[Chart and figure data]
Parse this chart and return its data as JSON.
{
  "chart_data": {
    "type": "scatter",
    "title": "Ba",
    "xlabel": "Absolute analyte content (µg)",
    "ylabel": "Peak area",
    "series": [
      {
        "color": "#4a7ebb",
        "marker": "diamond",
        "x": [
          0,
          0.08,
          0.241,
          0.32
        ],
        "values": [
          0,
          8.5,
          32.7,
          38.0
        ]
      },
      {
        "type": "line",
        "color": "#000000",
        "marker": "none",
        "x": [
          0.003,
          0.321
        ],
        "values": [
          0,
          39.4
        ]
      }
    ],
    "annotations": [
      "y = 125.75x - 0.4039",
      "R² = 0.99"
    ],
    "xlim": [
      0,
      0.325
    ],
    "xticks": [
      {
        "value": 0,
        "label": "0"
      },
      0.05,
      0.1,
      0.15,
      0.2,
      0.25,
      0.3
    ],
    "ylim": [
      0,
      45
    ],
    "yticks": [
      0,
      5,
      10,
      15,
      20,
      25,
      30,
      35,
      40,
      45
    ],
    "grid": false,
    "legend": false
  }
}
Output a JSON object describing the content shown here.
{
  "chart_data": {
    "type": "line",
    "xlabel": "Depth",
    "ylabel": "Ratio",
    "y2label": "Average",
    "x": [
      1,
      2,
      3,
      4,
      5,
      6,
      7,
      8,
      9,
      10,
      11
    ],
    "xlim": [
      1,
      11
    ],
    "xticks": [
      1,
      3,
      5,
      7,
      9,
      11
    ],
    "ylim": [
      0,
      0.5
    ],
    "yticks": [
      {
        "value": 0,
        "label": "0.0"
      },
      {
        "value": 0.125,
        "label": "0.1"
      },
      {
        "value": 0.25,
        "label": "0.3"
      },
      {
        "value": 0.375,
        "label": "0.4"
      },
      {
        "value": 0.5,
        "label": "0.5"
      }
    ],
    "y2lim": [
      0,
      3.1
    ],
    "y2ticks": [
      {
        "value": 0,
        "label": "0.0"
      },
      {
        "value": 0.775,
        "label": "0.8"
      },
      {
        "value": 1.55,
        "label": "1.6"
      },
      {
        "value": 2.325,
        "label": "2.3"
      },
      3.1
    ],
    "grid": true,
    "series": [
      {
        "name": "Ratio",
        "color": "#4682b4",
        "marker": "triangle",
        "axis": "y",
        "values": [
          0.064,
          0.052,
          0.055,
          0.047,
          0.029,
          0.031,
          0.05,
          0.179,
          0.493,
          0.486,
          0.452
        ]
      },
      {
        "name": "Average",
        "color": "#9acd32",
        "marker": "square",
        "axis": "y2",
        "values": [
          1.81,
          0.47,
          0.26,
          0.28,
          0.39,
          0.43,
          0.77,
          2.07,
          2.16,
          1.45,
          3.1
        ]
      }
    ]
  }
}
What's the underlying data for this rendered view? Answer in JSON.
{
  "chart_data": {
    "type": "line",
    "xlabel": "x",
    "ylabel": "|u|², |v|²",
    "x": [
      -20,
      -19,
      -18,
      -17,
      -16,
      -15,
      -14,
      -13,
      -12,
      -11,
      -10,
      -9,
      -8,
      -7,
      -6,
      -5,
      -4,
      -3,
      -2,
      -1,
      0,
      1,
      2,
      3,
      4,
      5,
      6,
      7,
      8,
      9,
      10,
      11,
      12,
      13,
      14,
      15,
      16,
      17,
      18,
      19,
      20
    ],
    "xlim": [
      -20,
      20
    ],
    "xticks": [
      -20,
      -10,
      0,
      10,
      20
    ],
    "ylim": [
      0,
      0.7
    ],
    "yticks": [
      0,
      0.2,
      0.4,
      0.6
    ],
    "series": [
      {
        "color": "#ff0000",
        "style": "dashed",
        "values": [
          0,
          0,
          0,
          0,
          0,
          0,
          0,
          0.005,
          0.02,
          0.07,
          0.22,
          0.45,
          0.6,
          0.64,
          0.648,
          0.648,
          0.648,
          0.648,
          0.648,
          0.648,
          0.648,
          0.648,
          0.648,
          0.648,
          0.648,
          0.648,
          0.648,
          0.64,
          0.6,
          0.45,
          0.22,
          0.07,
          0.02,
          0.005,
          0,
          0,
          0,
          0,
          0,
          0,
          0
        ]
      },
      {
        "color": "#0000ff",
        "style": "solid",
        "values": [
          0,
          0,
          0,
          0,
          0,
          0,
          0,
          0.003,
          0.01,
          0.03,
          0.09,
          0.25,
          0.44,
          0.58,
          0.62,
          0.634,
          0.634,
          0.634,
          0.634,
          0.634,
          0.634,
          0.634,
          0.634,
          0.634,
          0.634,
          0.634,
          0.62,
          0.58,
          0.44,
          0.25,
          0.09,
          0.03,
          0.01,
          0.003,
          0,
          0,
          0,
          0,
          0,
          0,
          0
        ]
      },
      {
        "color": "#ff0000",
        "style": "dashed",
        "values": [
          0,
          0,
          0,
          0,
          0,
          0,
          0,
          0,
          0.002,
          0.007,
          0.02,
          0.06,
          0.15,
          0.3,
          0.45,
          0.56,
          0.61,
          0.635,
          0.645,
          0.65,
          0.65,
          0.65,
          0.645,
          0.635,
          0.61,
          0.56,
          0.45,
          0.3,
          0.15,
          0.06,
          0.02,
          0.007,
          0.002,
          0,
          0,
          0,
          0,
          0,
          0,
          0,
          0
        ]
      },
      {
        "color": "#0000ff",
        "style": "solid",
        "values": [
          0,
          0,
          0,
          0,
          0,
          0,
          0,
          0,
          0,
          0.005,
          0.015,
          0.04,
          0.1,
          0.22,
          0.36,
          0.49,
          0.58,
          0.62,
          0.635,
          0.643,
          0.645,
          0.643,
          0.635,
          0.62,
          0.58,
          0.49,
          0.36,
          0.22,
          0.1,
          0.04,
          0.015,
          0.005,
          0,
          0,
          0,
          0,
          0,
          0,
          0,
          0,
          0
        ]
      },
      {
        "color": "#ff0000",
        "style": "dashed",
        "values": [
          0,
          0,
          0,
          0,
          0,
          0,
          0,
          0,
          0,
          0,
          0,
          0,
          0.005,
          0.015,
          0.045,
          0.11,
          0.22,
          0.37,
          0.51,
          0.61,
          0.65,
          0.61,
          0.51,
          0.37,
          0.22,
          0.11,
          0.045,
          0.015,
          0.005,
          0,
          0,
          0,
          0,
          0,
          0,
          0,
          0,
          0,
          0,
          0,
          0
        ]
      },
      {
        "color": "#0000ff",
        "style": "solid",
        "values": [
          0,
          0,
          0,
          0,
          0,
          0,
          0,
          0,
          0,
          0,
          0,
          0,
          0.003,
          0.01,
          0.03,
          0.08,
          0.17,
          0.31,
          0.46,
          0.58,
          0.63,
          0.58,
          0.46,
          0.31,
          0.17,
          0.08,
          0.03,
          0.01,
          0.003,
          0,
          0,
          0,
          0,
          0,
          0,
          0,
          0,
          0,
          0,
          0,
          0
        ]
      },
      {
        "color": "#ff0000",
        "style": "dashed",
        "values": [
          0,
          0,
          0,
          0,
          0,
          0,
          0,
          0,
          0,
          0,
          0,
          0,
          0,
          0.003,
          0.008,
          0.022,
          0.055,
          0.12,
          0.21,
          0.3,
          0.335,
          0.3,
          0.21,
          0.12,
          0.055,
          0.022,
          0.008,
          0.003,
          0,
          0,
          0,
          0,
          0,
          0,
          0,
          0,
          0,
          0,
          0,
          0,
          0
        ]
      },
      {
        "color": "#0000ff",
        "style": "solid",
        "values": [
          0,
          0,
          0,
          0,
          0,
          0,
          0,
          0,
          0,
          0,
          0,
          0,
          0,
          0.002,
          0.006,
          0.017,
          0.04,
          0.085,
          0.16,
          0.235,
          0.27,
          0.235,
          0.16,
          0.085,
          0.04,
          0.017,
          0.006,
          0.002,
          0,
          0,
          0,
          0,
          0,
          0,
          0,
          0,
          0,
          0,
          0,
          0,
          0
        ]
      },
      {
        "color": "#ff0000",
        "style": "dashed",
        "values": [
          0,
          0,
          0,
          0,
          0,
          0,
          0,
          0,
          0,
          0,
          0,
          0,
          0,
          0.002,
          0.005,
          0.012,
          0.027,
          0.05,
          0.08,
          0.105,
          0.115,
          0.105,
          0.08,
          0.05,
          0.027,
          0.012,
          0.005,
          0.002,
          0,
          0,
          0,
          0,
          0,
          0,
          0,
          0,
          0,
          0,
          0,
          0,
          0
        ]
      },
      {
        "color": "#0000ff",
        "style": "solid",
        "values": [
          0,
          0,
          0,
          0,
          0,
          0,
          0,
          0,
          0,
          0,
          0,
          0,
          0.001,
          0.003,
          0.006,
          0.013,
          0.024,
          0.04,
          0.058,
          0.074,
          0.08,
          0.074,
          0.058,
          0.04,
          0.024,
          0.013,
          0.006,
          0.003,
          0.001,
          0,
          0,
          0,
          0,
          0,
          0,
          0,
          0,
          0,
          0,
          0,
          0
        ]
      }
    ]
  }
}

• [What you will do]
Determine how many lines of the listing hold the word "content" and reply with that figure alone.

• [Answer to the exercise]
2